── Available data ──

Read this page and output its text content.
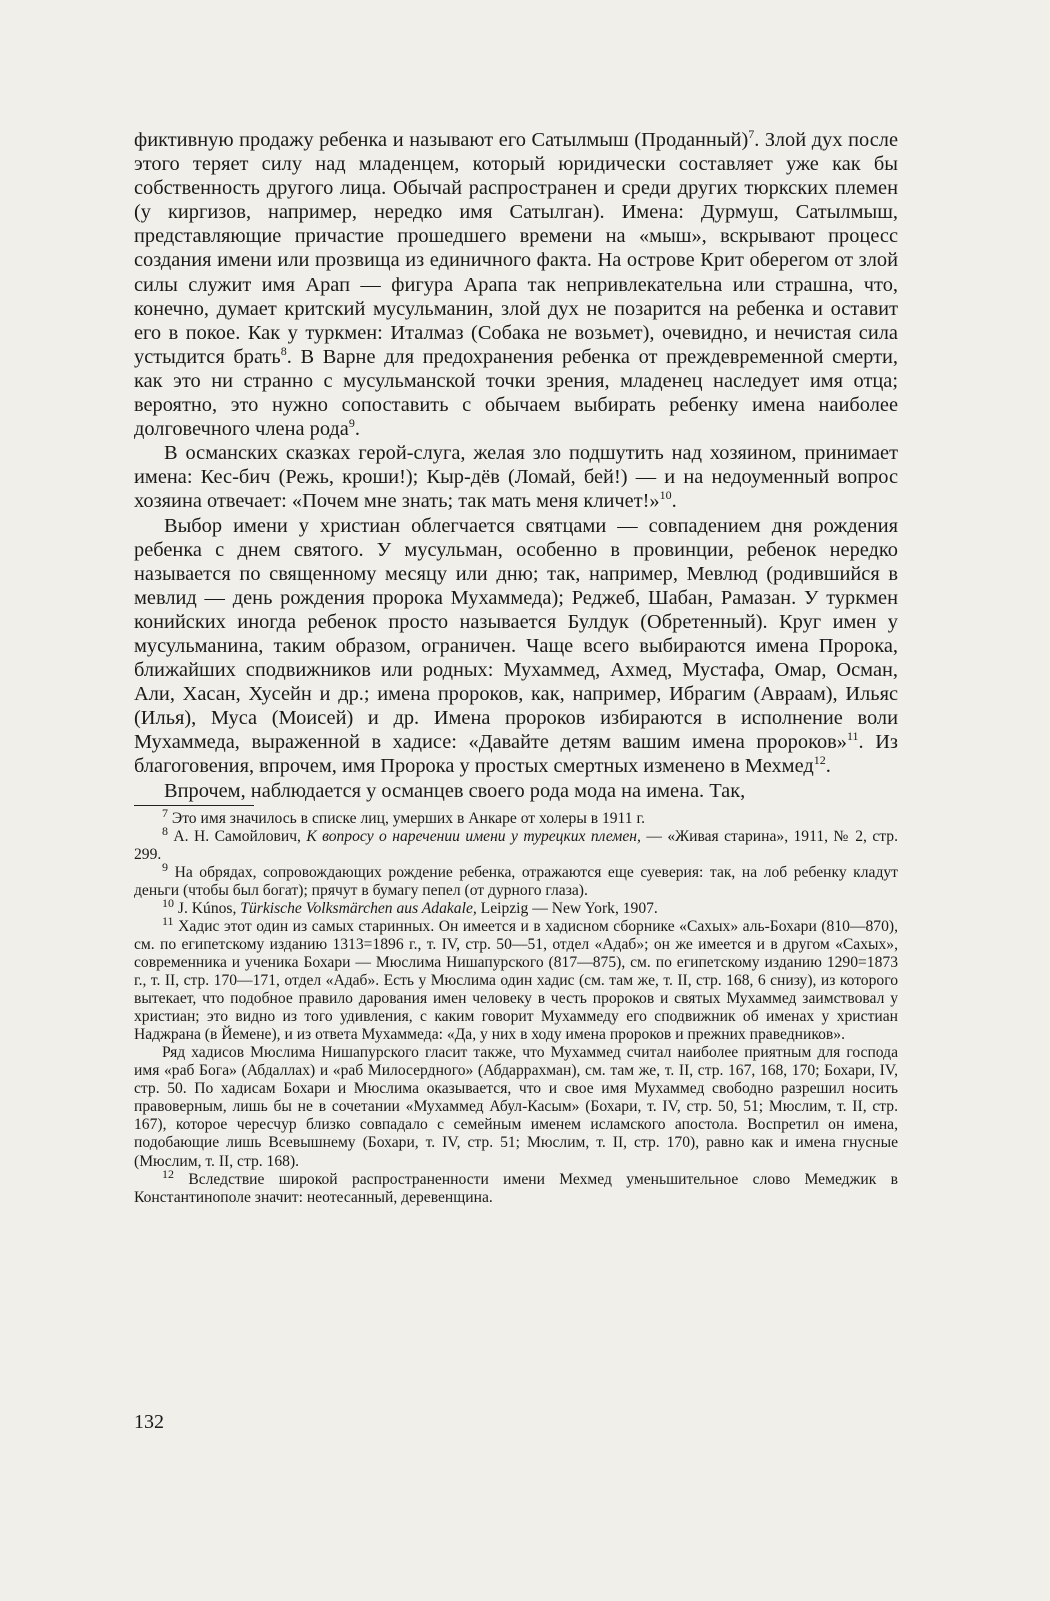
фиктивную продажу ребенка и называют его Сатылмыш (Проданный)$^7$. Злой дух после этого теряет силу над младенцем, который юридически составляет уже как бы собственность другого лица. Обычай распространен и среди других тюркских племен (у киргизов, например, нередко имя Сатылган). Имена: Дурмуш, Сатылмыш, представляющие причастие прошедшего времени на «мыш», вскрывают процесс создания имени или прозвища из единичного факта. На острове Крит оберегом от злой силы служит имя Арап — фигура Арапа так непривлекательна или страшна, что, конечно, думает критский мусульманин, злой дух не позарится на ребенка и оставит его в покое. Как у туркмен: Италмаз (Собака не возьмет), очевидно, и нечистая сила устыдится брать$^8$. В Варне для предохранения ребенка от преждевременной смерти, как это ни странно с мусульманской точки зрения, младенец наследует имя отца; вероятно, это нужно сопоставить с обычаем выбирать ребенку имена наиболее долговечного члена рода$^9$.

В османских сказках герой-слуга, желая зло подшутить над хозяином, принимает имена: Кес-бич (Режь, кроши!); Кыр-дёв (Ломай, бей!) — и на недоуменный вопрос хозяина отвечает: «Почем мне знать; так мать меня кличет!»$^{10}$.

Выбор имени у христиан облегчается святцами — совпадением дня рождения ребенка с днем святого. У мусульман, особенно в провинции, ребенок нередко называется по священному месяцу или дню; так, например, Мевлюд (родившийся в мевлид — день рождения пророка Мухаммеда); Реджеб, Шабан, Рамазан. У туркмен конийских иногда ребенок просто называется Булдук (Обретенный). Круг имен у мусульманина, таким образом, ограничен. Чаще всего выбираются имена Пророка, ближайших сподвижников или родных: Мухаммед, Ахмед, Мустафа, Омар, Осман, Али, Хасан, Хусейн и др.; имена пророков, как, например, Ибрагим (Авраам), Ильяс (Илья), Муса (Моисей) и др. Имена пророков избираются в исполнение воли Мухаммеда, выраженной в хадисе: «Давайте детям вашим имена пророков»$^{11}$. Из благоговения, впрочем, имя Пророка у простых смертных изменено в Мехмед$^{12}$.

Впрочем, наблюдается у османцев своего рода мода на имена. Так,

$^7$ Это имя значилось в списке лиц, умерших в Анкаре от холеры в 1911 г.

$^8$ А. Н. Самойлович, К вопросу о наречении имени у турецких племен, — «Живая старина», 1911, № 2, стр. 299.

$^9$ На обрядах, сопровождающих рождение ребенка, отражаются еще суеверия: так, на лоб ребенку кладут деньги (чтобы был богат); прячут в бумагу пепел (от дурного глаза).

$^{10}$ J. Kúnos, Türkische Volksmärchen aus Adakale, Leipzig — New York, 1907.

$^{11}$ Хадис этот один из самых старинных. Он имеется и в хадисном сборнике «Сахых» аль-Бохари (810—870), см. по египетскому изданию 1313=1896 г., т. IV, стр. 50—51, отдел «Адаб»; он же имеется и в другом «Сахых», современника и ученика Бохари — Мюслима Нишапурского (817—875), см. по египетскому изданию 1290=1873 г., т. II, стр. 170—171, отдел «Адаб». Есть у Мюслима один хадис (см. там же, т. II, стр. 168, 6 снизу), из которого вытекает, что подобное правило дарования имен человеку в честь пророков и святых Мухаммед заимствовал у христиан; это видно из того удивления, с каким говорит Мухаммеду его сподвижник об именах у христиан Наджрана (в Йемене), и из ответа Мухаммеда: «Да, у них в ходу имена пророков и прежних праведников».

Ряд хадисов Мюслима Нишапурского гласит также, что Мухаммед считал наиболее приятным для господа имя «раб Бога» (Абдаллах) и «раб Милосердного» (Абдаррахман), см. там же, т. II, стр. 167, 168, 170; Бохари, IV, стр. 50. По хадисам Бохари и Мюслима оказывается, что и свое имя Мухаммед свободно разрешил носить правоверным, лишь бы не в сочетании «Мухаммед Абул-Касым» (Бохари, т. IV, стр. 50, 51; Мюслим, т. II, стр. 167), которое чересчур близко совпадало с семейным именем исламского апостола. Воспретил он имена, подобающие лишь Всевышнему (Бохари, т. IV, стр. 51; Мюслим, т. II, стр. 170), равно как и имена гнусные (Мюслим, т. II, стр. 168).

$^{12}$ Вследствие широкой распространенности имени Мехмед уменьшительное слово Мемеджик в Константинополе значит: неотесанный, деревенщина.

132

───

**What you will do:** Pictures stay out; reproduce every line of the records exactly.

**Output below:**
Read this page and output its text content.
фиктивную продажу ребенка и называют его Сатылмыш (Проданный)$^7$. Злой дух после этого теряет силу над младенцем, который юридически составляет уже как бы собственность другого лица. Обычай распространен и среди других тюркских племен (у киргизов, например, нередко имя Сатылган). Имена: Дурмуш, Сатылмыш, представляющие причастие прошедшего времени на «мыш», вскрывают процесс создания имени или прозвища из единичного факта. На острове Крит оберегом от злой силы служит имя Арап — фигура Арапа так непривлекательна или страшна, что, конечно, думает критский мусульманин, злой дух не позарится на ребенка и оставит его в покое. Как у туркмен: Италмаз (Собака не возьмет), очевидно, и нечистая сила устыдится брать$^8$. В Варне для предохранения ребенка от преждевременной смерти, как это ни странно с мусульманской точки зрения, младенец наследует имя отца; вероятно, это нужно сопоставить с обычаем выбирать ребенку имена наиболее долговечного члена рода$^9$.

В османских сказках герой-слуга, желая зло подшутить над хозяином, принимает имена: Кес-бич (Режь, кроши!); Кыр-дёв (Ломай, бей!) — и на недоуменный вопрос хозяина отвечает: «Почем мне знать; так мать меня кличет!»$^{10}$.

Выбор имени у христиан облегчается святцами — совпадением дня рождения ребенка с днем святого. У мусульман, особенно в провинции, ребенок нередко называется по священному месяцу или дню; так, например, Мевлюд (родившийся в мевлид — день рождения пророка Мухаммеда); Реджеб, Шабан, Рамазан. У туркмен конийских иногда ребенок просто называется Булдук (Обретенный). Круг имен у мусульманина, таким образом, ограничен. Чаще всего выбираются имена Пророка, ближайших сподвижников или родных: Мухаммед, Ахмед, Мустафа, Омар, Осман, Али, Хасан, Хусейн и др.; имена пророков, как, например, Ибрагим (Авраам), Ильяс (Илья), Муса (Моисей) и др. Имена пророков избираются в исполнение воли Мухаммеда, выраженной в хадисе: «Давайте детям вашим имена пророков»$^{11}$. Из благоговения, впрочем, имя Пророка у простых смертных изменено в Мехмед$^{12}$.

Впрочем, наблюдается у османцев своего рода мода на имена. Так,

$^7$ Это имя значилось в списке лиц, умерших в Анкаре от холеры в 1911 г.

$^8$ А. Н. Самойлович, К вопросу о наречении имени у турецких племен, — «Живая старина», 1911, № 2, стр. 299.

$^9$ На обрядах, сопровождающих рождение ребенка, отражаются еще суеверия: так, на лоб ребенку кладут деньги (чтобы был богат); прячут в бумагу пепел (от дурного глаза).

$^{10}$ J. Kúnos, Türkische Volksmärchen aus Adakale, Leipzig — New York, 1907.

$^{11}$ Хадис этот один из самых старинных. Он имеется и в хадисном сборнике «Сахых» аль-Бохари (810—870), см. по египетскому изданию 1313=1896 г., т. IV, стр. 50—51, отдел «Адаб»; он же имеется и в другом «Сахых», современника и ученика Бохари — Мюслима Нишапурского (817—875), см. по египетскому изданию 1290=1873 г., т. II, стр. 170—171, отдел «Адаб». Есть у Мюслима один хадис (см. там же, т. II, стр. 168, 6 снизу), из которого вытекает, что подобное правило дарования имен человеку в честь пророков и святых Мухаммед заимствовал у христиан; это видно из того удивления, с каким говорит Мухаммеду его сподвижник об именах у христиан Наджрана (в Йемене), и из ответа Мухаммеда: «Да, у них в ходу имена пророков и прежних праведников».

Ряд хадисов Мюслима Нишапурского гласит также, что Мухаммед считал наиболее приятным для господа имя «раб Бога» (Абдаллах) и «раб Милосердного» (Абдаррахман), см. там же, т. II, стр. 167, 168, 170; Бохари, IV, стр. 50. По хадисам Бохари и Мюслима оказывается, что и свое имя Мухаммед свободно разрешил носить правоверным, лишь бы не в сочетании «Мухаммед Абул-Касым» (Бохари, т. IV, стр. 50, 51; Мюслим, т. II, стр. 167), которое чересчур близко совпадало с семейным именем исламского апостола. Воспретил он имена, подобающие лишь Всевышнему (Бохари, т. IV, стр. 51; Мюслим, т. II, стр. 170), равно как и имена гнусные (Мюслим, т. II, стр. 168).

$^{12}$ Вследствие широкой распространенности имени Мехмед уменьшительное слово Мемеджик в Константинополе значит: неотесанный, деревенщина.

132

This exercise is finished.